**Data provided**

--------------------------------

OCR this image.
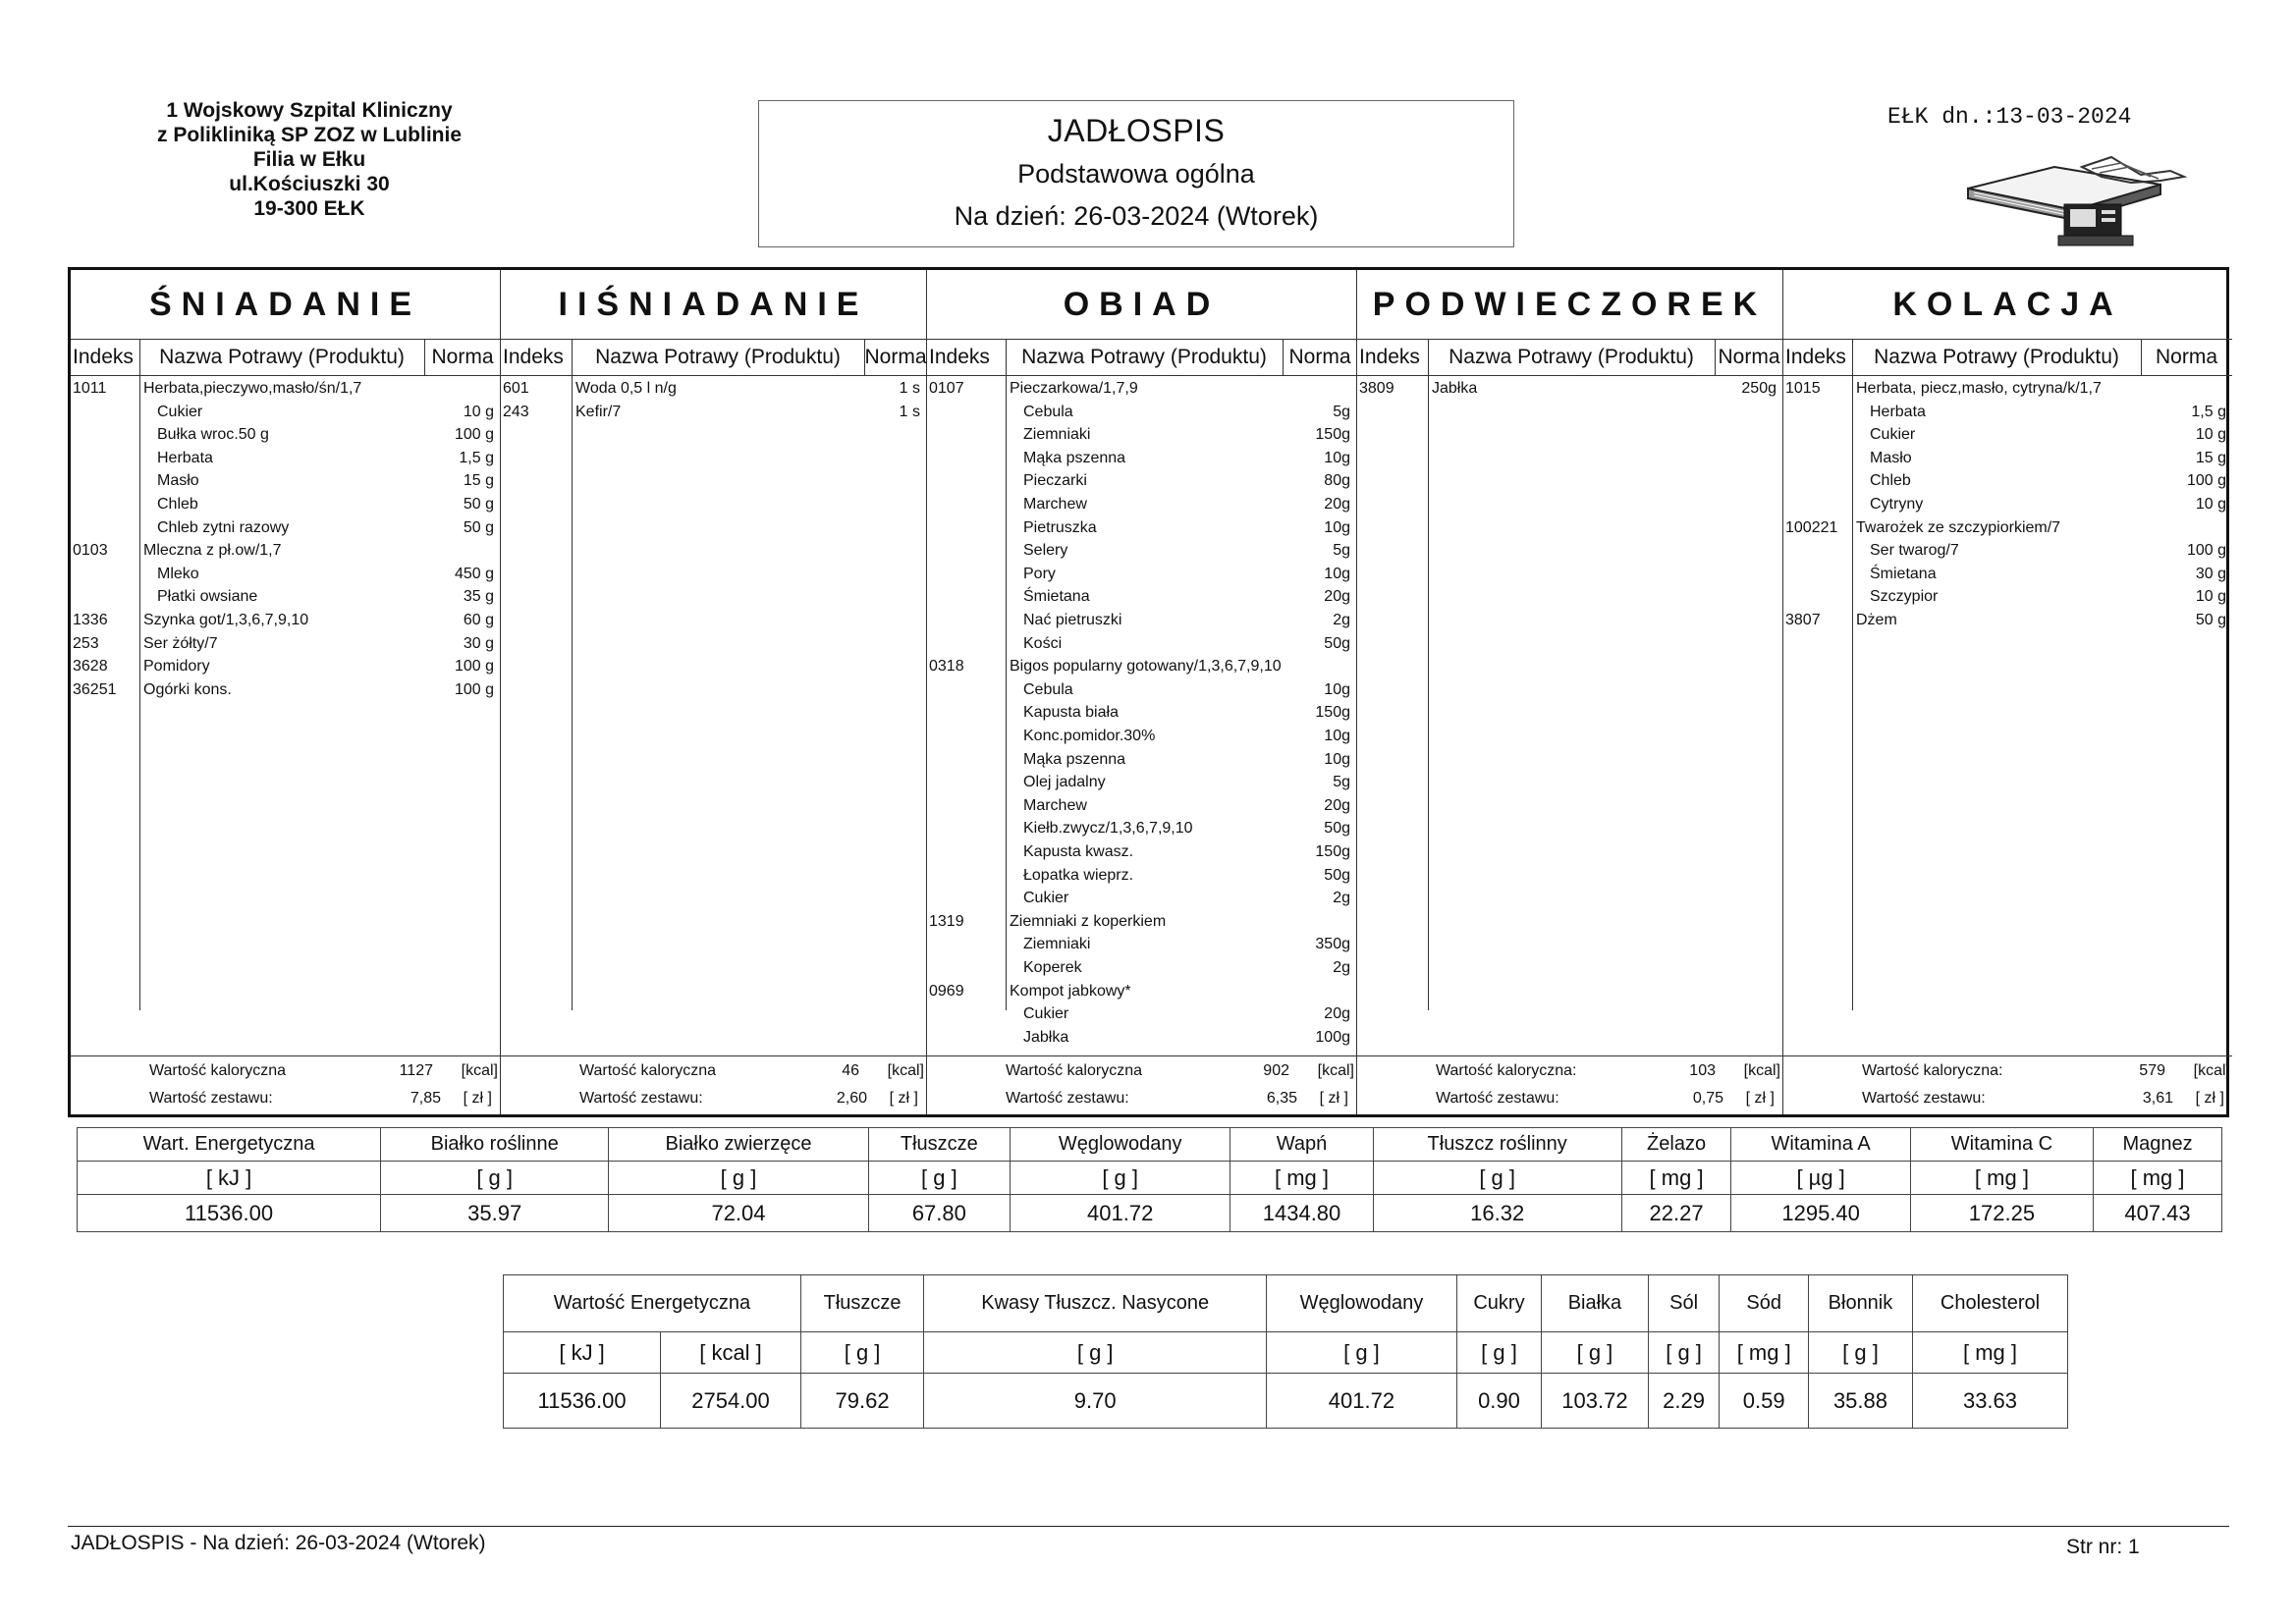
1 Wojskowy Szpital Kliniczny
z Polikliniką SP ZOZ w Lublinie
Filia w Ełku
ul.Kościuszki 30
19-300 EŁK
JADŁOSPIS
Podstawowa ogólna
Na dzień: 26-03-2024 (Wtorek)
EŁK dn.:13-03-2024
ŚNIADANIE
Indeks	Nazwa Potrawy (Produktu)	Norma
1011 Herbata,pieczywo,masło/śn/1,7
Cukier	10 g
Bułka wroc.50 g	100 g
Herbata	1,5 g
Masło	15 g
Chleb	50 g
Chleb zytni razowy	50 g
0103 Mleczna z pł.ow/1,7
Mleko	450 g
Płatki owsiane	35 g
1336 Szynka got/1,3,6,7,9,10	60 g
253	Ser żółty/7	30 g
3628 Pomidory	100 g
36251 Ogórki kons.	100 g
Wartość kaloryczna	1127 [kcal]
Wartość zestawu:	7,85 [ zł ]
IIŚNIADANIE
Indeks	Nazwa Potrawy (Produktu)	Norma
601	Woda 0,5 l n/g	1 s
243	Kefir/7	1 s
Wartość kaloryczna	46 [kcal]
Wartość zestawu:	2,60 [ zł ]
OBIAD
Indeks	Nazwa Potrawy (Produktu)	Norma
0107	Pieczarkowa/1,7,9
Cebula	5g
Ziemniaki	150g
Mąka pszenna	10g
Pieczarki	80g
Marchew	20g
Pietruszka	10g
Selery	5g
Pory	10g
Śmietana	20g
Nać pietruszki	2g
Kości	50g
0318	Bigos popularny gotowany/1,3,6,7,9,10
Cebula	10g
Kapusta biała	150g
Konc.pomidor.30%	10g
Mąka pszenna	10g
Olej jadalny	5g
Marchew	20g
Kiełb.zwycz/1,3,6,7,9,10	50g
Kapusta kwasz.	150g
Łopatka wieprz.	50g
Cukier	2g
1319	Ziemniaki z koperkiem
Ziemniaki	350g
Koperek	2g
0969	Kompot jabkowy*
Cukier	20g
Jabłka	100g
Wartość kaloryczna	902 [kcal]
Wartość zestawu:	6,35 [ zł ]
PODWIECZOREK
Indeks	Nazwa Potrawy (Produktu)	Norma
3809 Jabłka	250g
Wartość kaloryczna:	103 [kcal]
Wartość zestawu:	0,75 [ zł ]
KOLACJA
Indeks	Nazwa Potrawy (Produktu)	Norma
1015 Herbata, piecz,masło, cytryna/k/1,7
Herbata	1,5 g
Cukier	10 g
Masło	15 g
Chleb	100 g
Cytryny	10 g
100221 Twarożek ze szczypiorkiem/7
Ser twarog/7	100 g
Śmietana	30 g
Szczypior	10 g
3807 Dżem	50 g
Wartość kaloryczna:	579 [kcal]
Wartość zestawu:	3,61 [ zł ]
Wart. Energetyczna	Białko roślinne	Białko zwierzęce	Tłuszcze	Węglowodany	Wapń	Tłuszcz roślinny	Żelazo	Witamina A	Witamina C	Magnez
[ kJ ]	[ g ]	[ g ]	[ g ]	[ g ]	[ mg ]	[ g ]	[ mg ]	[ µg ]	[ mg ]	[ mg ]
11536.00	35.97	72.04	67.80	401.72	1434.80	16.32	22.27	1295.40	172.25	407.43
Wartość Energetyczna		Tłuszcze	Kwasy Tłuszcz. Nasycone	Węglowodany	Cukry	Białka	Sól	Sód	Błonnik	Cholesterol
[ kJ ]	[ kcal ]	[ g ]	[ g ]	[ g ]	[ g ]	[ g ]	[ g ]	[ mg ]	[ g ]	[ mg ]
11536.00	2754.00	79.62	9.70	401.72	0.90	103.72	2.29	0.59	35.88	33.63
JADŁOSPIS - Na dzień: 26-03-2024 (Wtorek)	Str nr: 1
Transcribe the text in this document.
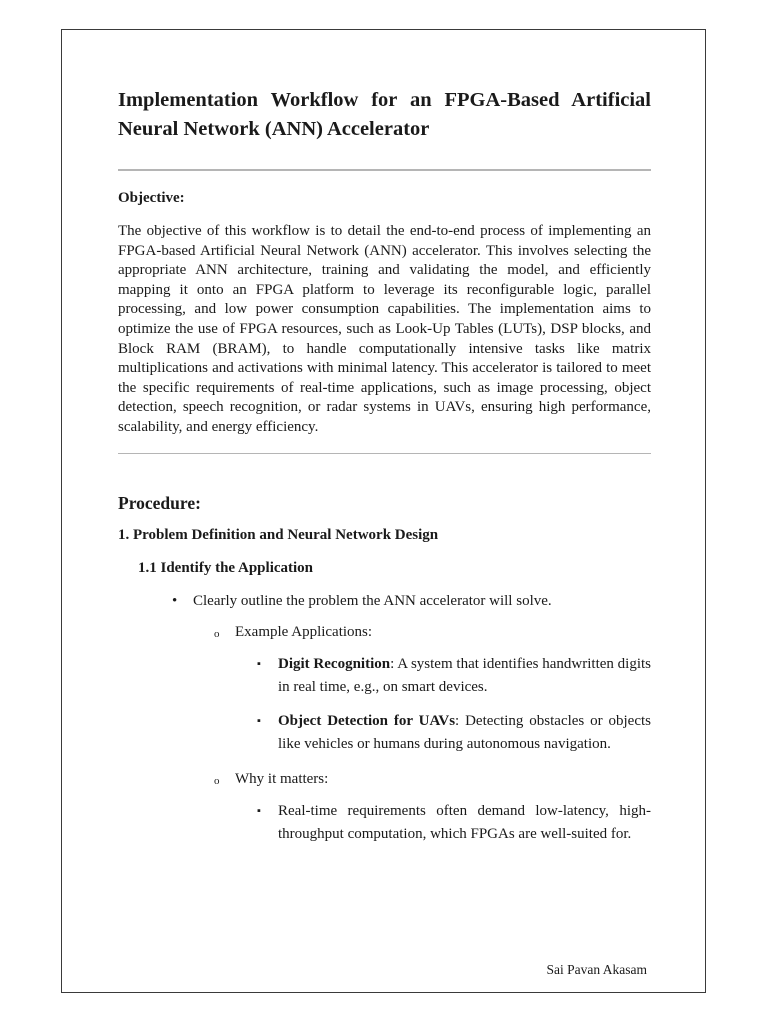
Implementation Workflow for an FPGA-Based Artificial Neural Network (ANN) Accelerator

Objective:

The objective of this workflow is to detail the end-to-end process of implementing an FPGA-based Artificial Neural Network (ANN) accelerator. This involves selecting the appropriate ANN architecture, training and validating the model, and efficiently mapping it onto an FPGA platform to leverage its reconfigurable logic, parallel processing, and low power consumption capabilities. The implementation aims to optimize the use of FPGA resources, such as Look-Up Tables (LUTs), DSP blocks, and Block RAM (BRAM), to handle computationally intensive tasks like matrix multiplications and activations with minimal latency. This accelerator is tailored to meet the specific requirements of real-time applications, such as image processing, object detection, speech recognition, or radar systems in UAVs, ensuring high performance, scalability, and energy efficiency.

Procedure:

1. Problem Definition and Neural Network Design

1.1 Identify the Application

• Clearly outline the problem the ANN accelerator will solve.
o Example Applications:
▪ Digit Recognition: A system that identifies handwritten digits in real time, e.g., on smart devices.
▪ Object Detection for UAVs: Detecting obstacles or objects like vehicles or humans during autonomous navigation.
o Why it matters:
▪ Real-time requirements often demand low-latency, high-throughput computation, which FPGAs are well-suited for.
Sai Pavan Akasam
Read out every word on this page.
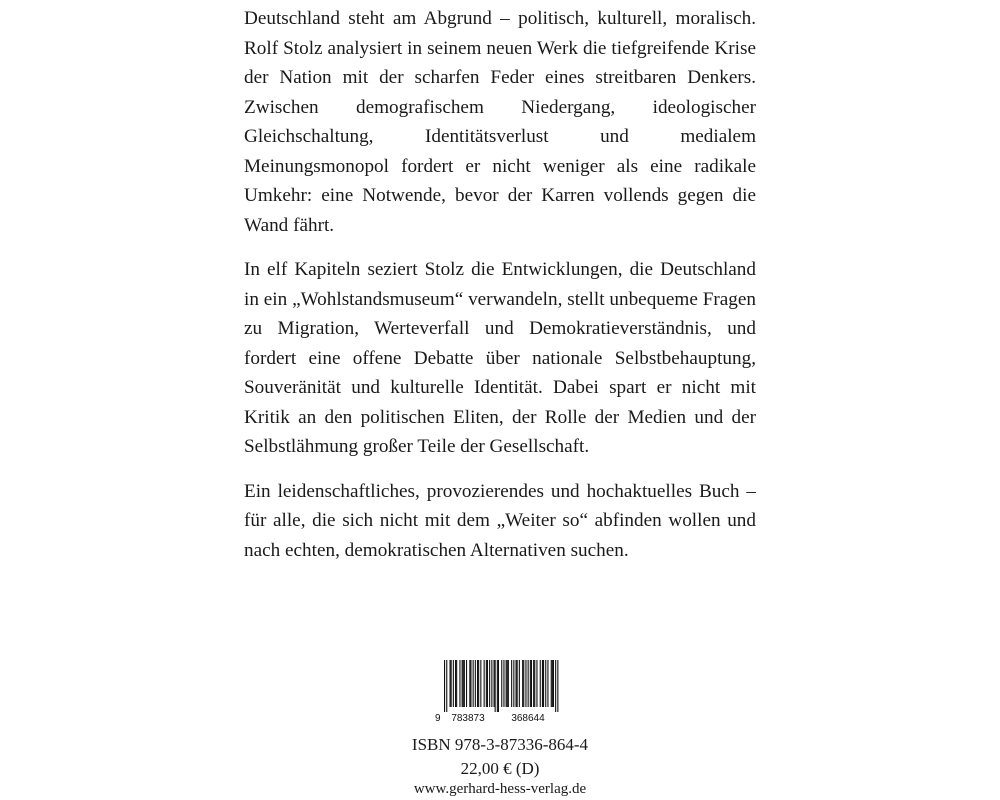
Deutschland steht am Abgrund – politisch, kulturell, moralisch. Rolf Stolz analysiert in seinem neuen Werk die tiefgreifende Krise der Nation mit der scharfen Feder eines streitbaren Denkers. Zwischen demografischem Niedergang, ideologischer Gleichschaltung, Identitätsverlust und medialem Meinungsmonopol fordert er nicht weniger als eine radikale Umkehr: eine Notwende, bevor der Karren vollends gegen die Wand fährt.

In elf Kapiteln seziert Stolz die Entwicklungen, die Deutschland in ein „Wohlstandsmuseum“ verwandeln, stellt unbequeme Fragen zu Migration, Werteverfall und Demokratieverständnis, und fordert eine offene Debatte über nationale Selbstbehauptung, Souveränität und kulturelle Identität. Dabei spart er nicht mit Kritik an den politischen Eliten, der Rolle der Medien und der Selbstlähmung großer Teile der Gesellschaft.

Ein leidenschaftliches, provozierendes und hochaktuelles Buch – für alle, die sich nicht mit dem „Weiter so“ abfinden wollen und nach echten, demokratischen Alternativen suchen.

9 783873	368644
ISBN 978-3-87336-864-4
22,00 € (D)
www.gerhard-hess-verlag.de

--------------------------------

**Work instructions**
Reproduce every record above exactly, omitting the pictures.

**The solution**
OCR this image.
1 Wojskowy Szpital Kliniczny
z Polikliniką SP ZOZ w Lublinie
Filia w Ełku
ul.Kościuszki 30
19-300 EŁK
JADŁOSPIS
Podstawowa ogólna
Na dzień: 26-03-2024 (Wtorek)
EŁK dn.:13-03-2024
ŚNIADANIE
Indeks	Nazwa Potrawy (Produktu)	Norma
1011 Herbata,pieczywo,masło/śn/1,7
Cukier	10 g
Bułka wroc.50 g	100 g
Herbata	1,5 g
Masło	15 g
Chleb	50 g
Chleb zytni razowy	50 g
0103 Mleczna z pł.ow/1,7
Mleko	450 g
Płatki owsiane	35 g
1336 Szynka got/1,3,6,7,9,10	60 g
253	Ser żółty/7	30 g
3628 Pomidory	100 g
36251 Ogórki kons.	100 g
Wartość kaloryczna	1127 [kcal]
Wartość zestawu:	7,85 [ zł ]
IIŚNIADANIE
Indeks	Nazwa Potrawy (Produktu)	Norma
601	Woda 0,5 l n/g	1 s
243	Kefir/7	1 s
Wartość kaloryczna	46 [kcal]
Wartość zestawu:	2,60 [ zł ]
OBIAD
Indeks	Nazwa Potrawy (Produktu)	Norma
0107	Pieczarkowa/1,7,9
Cebula	5g
Ziemniaki	150g
Mąka pszenna	10g
Pieczarki	80g
Marchew	20g
Pietruszka	10g
Selery	5g
Pory	10g
Śmietana	20g
Nać pietruszki	2g
Kości	50g
0318	Bigos popularny gotowany/1,3,6,7,9,10
Cebula	10g
Kapusta biała	150g
Konc.pomidor.30%	10g
Mąka pszenna	10g
Olej jadalny	5g
Marchew	20g
Kiełb.zwycz/1,3,6,7,9,10	50g
Kapusta kwasz.	150g
Łopatka wieprz.	50g
Cukier	2g
1319	Ziemniaki z koperkiem
Ziemniaki	350g
Koperek	2g
0969	Kompot jabkowy*
Cukier	20g
Jabłka	100g
Wartość kaloryczna	902 [kcal]
Wartość zestawu:	6,35 [ zł ]
PODWIECZOREK
Indeks	Nazwa Potrawy (Produktu)	Norma
3809 Jabłka	250g
Wartość kaloryczna:	103 [kcal]
Wartość zestawu:	0,75 [ zł ]
KOLACJA
Indeks	Nazwa Potrawy (Produktu)	Norma
1015 Herbata, piecz,masło, cytryna/k/1,7
Herbata	1,5 g
Cukier	10 g
Masło	15 g
Chleb	100 g
Cytryny	10 g
100221 Twarożek ze szczypiorkiem/7
Ser twarog/7	100 g
Śmietana	30 g
Szczypior	10 g
3807 Dżem	50 g
Wartość kaloryczna:	579 [kcal]
Wartość zestawu:	3,61 [ zł ]
Wart. Energetyczna	Białko roślinne	Białko zwierzęce	Tłuszcze	Węglowodany	Wapń	Tłuszcz roślinny	Żelazo	Witamina A	Witamina C	Magnez
[ kJ ]	[ g ]	[ g ]	[ g ]	[ g ]	[ mg ]	[ g ]	[ mg ]	[ µg ]	[ mg ]	[ mg ]
11536.00	35.97	72.04	67.80	401.72	1434.80	16.32	22.27	1295.40	172.25	407.43
Wartość Energetyczna		Tłuszcze	Kwasy Tłuszcz. Nasycone	Węglowodany	Cukry	Białka	Sól	Sód	Błonnik	Cholesterol
[ kJ ]	[ kcal ]	[ g ]	[ g ]	[ g ]	[ g ]	[ g ]	[ g ]	[ mg ]	[ g ]	[ mg ]
11536.00	2754.00	79.62	9.70	401.72	0.90	103.72	2.29	0.59	35.88	33.63
JADŁOSPIS - Na dzień: 26-03-2024 (Wtorek)	Str nr: 1
Transcribe the text in this document.
Implementation Workflow for an FPGA-Based Artificial Neural Network (ANN) Accelerator

Objective:

The objective of this workflow is to detail the end-to-end process of implementing an FPGA-based Artificial Neural Network (ANN) accelerator. This involves selecting the appropriate ANN architecture, training and validating the model, and efficiently mapping it onto an FPGA platform to leverage its reconfigurable logic, parallel processing, and low power consumption capabilities. The implementation aims to optimize the use of FPGA resources, such as Look-Up Tables (LUTs), DSP blocks, and Block RAM (BRAM), to handle computationally intensive tasks like matrix multiplications and activations with minimal latency. This accelerator is tailored to meet the specific requirements of real-time applications, such as image processing, object detection, speech recognition, or radar systems in UAVs, ensuring high performance, scalability, and energy efficiency.

Procedure:

1. Problem Definition and Neural Network Design

1.1 Identify the Application

• Clearly outline the problem the ANN accelerator will solve.
o Example Applications:
▪ Digit Recognition: A system that identifies handwritten digits in real time, e.g., on smart devices.
▪ Object Detection for UAVs: Detecting obstacles or objects like vehicles or humans during autonomous navigation.
o Why it matters:
▪ Real-time requirements often demand low-latency, high-throughput computation, which FPGAs are well-suited for.
Sai Pavan Akasam
Read out every word on this page.
Deutschland steht am Abgrund – politisch, kulturell, moralisch. Rolf Stolz analysiert in seinem neuen Werk die tiefgreifende Krise der Nation mit der scharfen Feder eines streitbaren Denkers. Zwischen demografischem Niedergang, ideologischer Gleichschaltung, Identitätsverlust und medialem Meinungsmonopol fordert er nicht weniger als eine radikale Umkehr: eine Notwende, bevor der Karren vollends gegen die Wand fährt.

In elf Kapiteln seziert Stolz die Entwicklungen, die Deutschland in ein „Wohlstandsmuseum“ verwandeln, stellt unbequeme Fragen zu Migration, Werteverfall und Demokratieverständnis, und fordert eine offene Debatte über nationale Selbstbehauptung, Souveränität und kulturelle Identität. Dabei spart er nicht mit Kritik an den politischen Eliten, der Rolle der Medien und der Selbstlähmung großer Teile der Gesellschaft.

Ein leidenschaftliches, provozierendes und hochaktuelles Buch – für alle, die sich nicht mit dem „Weiter so“ abfinden wollen und nach echten, demokratischen Alternativen suchen.

9 783873	368644
ISBN 978-3-87336-864-4
22,00 € (D)
www.gerhard-hess-verlag.de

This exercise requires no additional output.